= ENTRIES PROVIDED =
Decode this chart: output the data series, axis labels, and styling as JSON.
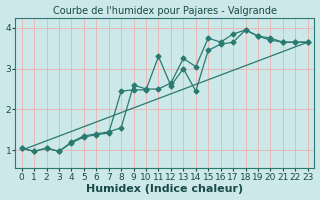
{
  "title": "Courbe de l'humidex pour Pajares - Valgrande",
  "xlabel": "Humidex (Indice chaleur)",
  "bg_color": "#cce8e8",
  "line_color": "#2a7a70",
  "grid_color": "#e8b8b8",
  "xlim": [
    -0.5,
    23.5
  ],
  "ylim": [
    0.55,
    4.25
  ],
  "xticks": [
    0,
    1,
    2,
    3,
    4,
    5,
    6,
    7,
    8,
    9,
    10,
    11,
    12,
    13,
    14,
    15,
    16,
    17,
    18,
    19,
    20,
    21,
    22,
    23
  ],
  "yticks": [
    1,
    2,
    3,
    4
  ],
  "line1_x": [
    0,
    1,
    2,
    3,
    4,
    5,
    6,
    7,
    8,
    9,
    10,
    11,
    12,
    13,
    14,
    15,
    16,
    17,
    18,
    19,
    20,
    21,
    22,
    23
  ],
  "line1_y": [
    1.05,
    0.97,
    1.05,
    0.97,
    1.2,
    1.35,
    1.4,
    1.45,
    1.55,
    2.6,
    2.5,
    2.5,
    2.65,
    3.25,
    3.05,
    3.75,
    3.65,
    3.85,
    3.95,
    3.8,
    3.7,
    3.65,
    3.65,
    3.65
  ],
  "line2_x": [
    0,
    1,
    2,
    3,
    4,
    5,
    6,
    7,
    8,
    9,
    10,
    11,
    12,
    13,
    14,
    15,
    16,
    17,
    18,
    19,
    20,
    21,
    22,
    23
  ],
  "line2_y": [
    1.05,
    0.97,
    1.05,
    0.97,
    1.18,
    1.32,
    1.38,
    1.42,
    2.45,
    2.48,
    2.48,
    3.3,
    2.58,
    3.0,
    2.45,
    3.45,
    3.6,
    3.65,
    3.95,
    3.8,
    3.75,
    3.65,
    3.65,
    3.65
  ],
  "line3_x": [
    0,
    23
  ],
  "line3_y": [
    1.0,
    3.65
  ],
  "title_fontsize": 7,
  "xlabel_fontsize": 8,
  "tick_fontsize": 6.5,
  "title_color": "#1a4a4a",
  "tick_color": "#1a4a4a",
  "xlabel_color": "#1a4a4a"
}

= BRIEF =
Quote the full listing above word for word; exclude every picture from the copy.

= SOLUTION FOR THIS TASK =
Decode this chart: output the data series, axis labels, and styling as JSON.
{
  "title": "Courbe de l'humidex pour Pajares - Valgrande",
  "xlabel": "Humidex (Indice chaleur)",
  "bg_color": "#cce8e8",
  "line_color": "#2a7a70",
  "grid_color": "#e8b8b8",
  "xlim": [
    -0.5,
    23.5
  ],
  "ylim": [
    0.55,
    4.25
  ],
  "xticks": [
    0,
    1,
    2,
    3,
    4,
    5,
    6,
    7,
    8,
    9,
    10,
    11,
    12,
    13,
    14,
    15,
    16,
    17,
    18,
    19,
    20,
    21,
    22,
    23
  ],
  "yticks": [
    1,
    2,
    3,
    4
  ],
  "line1_x": [
    0,
    1,
    2,
    3,
    4,
    5,
    6,
    7,
    8,
    9,
    10,
    11,
    12,
    13,
    14,
    15,
    16,
    17,
    18,
    19,
    20,
    21,
    22,
    23
  ],
  "line1_y": [
    1.05,
    0.97,
    1.05,
    0.97,
    1.2,
    1.35,
    1.4,
    1.45,
    1.55,
    2.6,
    2.5,
    2.5,
    2.65,
    3.25,
    3.05,
    3.75,
    3.65,
    3.85,
    3.95,
    3.8,
    3.7,
    3.65,
    3.65,
    3.65
  ],
  "line2_x": [
    0,
    1,
    2,
    3,
    4,
    5,
    6,
    7,
    8,
    9,
    10,
    11,
    12,
    13,
    14,
    15,
    16,
    17,
    18,
    19,
    20,
    21,
    22,
    23
  ],
  "line2_y": [
    1.05,
    0.97,
    1.05,
    0.97,
    1.18,
    1.32,
    1.38,
    1.42,
    2.45,
    2.48,
    2.48,
    3.3,
    2.58,
    3.0,
    2.45,
    3.45,
    3.6,
    3.65,
    3.95,
    3.8,
    3.75,
    3.65,
    3.65,
    3.65
  ],
  "line3_x": [
    0,
    23
  ],
  "line3_y": [
    1.0,
    3.65
  ],
  "title_fontsize": 7,
  "xlabel_fontsize": 8,
  "tick_fontsize": 6.5,
  "title_color": "#1a4a4a",
  "tick_color": "#1a4a4a",
  "xlabel_color": "#1a4a4a"
}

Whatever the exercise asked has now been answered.